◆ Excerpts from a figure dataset

-- start --

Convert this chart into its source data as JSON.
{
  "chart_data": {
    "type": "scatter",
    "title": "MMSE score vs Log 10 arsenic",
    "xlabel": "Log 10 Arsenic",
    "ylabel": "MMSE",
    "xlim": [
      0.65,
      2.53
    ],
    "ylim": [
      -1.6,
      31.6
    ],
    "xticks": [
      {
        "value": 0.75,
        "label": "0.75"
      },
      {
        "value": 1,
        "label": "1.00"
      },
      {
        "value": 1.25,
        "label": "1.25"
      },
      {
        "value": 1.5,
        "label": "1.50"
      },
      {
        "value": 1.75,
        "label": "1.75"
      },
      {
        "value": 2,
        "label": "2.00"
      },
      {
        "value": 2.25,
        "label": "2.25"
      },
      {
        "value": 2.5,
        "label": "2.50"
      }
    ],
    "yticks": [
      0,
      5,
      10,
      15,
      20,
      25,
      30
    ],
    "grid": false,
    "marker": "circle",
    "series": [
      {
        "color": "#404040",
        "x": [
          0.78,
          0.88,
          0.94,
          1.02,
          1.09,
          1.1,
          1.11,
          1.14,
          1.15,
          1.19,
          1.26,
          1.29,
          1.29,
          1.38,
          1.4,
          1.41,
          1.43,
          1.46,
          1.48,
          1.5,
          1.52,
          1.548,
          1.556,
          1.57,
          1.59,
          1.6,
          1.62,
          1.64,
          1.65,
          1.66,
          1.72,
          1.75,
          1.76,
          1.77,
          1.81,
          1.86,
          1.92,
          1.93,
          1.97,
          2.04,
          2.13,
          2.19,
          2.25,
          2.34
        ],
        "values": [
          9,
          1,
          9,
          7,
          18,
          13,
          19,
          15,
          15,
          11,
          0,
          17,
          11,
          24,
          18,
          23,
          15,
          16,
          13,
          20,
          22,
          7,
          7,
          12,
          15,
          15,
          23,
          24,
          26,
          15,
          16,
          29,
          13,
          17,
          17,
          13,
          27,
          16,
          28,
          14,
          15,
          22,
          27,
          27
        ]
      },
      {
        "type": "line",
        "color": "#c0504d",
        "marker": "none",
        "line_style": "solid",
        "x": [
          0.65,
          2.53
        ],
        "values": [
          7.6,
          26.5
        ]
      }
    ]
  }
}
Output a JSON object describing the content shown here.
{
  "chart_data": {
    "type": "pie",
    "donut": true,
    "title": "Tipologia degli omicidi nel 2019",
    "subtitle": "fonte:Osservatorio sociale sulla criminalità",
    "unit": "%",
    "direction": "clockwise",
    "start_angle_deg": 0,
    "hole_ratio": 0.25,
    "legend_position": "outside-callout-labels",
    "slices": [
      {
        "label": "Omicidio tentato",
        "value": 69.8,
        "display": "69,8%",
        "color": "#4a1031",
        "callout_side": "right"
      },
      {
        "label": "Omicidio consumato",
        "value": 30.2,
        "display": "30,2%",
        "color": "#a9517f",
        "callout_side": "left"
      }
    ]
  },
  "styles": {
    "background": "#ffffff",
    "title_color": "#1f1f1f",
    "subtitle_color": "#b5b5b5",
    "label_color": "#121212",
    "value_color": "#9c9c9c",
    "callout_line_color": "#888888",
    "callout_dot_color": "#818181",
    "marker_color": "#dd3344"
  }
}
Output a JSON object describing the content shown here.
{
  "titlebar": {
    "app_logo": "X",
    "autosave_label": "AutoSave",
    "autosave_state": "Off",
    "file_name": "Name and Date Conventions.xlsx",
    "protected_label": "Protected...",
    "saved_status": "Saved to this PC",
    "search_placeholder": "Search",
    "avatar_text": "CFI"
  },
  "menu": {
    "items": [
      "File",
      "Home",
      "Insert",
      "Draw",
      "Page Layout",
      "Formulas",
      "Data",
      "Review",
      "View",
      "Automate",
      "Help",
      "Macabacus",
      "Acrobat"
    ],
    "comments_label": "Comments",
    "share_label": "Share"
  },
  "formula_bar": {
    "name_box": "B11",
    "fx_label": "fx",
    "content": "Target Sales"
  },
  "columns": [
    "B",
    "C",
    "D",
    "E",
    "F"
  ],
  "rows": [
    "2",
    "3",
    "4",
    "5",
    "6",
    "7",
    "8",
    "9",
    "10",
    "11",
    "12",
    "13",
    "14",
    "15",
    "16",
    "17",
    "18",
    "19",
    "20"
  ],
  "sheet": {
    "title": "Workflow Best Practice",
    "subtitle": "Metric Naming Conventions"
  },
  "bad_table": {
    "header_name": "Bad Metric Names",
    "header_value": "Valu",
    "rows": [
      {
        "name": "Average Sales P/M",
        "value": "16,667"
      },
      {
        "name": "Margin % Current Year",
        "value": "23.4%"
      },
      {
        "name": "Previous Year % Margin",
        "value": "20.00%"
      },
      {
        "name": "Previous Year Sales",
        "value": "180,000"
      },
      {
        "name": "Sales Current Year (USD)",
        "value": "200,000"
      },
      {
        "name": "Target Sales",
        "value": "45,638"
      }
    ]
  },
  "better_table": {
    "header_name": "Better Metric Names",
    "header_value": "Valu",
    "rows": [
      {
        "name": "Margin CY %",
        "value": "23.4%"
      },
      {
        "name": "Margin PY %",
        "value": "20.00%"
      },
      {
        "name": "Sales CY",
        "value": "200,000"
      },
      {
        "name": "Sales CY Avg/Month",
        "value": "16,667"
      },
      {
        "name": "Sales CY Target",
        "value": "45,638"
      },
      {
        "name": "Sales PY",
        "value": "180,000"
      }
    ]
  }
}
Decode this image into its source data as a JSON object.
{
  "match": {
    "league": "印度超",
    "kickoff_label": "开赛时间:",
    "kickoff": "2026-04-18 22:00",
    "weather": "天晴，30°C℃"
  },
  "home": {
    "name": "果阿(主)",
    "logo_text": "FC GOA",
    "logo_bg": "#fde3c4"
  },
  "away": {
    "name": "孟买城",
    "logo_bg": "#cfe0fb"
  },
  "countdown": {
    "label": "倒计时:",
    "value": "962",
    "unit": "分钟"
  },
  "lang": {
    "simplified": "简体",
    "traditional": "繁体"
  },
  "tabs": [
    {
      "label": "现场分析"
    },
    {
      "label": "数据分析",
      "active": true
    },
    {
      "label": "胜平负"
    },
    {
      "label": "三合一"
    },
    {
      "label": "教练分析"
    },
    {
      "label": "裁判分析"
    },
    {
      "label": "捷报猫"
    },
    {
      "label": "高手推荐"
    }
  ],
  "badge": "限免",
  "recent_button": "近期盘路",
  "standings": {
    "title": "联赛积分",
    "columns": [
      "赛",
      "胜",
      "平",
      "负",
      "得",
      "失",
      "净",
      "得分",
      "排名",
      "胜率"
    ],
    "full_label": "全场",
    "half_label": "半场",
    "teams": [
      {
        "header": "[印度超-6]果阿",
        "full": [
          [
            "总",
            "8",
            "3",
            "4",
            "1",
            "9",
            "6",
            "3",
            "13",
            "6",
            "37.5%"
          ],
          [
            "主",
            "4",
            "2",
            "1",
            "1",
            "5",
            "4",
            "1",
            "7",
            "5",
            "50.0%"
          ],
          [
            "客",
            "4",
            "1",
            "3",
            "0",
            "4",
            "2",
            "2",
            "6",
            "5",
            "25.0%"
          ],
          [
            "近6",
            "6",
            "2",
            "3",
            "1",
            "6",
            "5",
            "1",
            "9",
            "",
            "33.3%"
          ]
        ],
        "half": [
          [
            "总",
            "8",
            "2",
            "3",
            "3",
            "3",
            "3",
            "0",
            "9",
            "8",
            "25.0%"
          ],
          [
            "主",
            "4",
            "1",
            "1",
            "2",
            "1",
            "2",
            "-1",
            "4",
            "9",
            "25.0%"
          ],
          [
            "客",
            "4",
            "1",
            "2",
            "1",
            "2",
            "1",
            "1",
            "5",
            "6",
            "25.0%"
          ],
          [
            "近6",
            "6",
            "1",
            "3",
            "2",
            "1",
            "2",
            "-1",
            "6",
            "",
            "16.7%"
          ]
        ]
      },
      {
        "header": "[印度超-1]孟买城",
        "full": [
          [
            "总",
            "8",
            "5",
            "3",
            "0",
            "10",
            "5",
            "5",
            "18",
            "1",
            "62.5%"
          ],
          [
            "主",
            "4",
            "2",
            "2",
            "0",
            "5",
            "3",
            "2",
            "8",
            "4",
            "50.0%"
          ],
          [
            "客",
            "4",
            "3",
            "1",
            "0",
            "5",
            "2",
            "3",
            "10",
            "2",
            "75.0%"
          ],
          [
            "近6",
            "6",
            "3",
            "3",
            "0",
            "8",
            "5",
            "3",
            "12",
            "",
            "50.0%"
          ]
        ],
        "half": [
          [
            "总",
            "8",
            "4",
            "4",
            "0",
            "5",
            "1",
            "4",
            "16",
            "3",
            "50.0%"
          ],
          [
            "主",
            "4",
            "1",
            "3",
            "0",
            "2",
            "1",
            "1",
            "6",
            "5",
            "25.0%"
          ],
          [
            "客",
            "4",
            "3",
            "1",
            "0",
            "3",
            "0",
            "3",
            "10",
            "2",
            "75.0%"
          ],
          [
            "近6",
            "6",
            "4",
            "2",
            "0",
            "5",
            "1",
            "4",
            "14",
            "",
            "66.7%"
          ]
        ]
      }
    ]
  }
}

-- end --

◆ Your instructions
Every line of the records that includes the word "Target" should be gathered.

◆ Correct output
    "content": "Target Sales"
        "name": "Target Sales",
        "name": "Sales CY Target",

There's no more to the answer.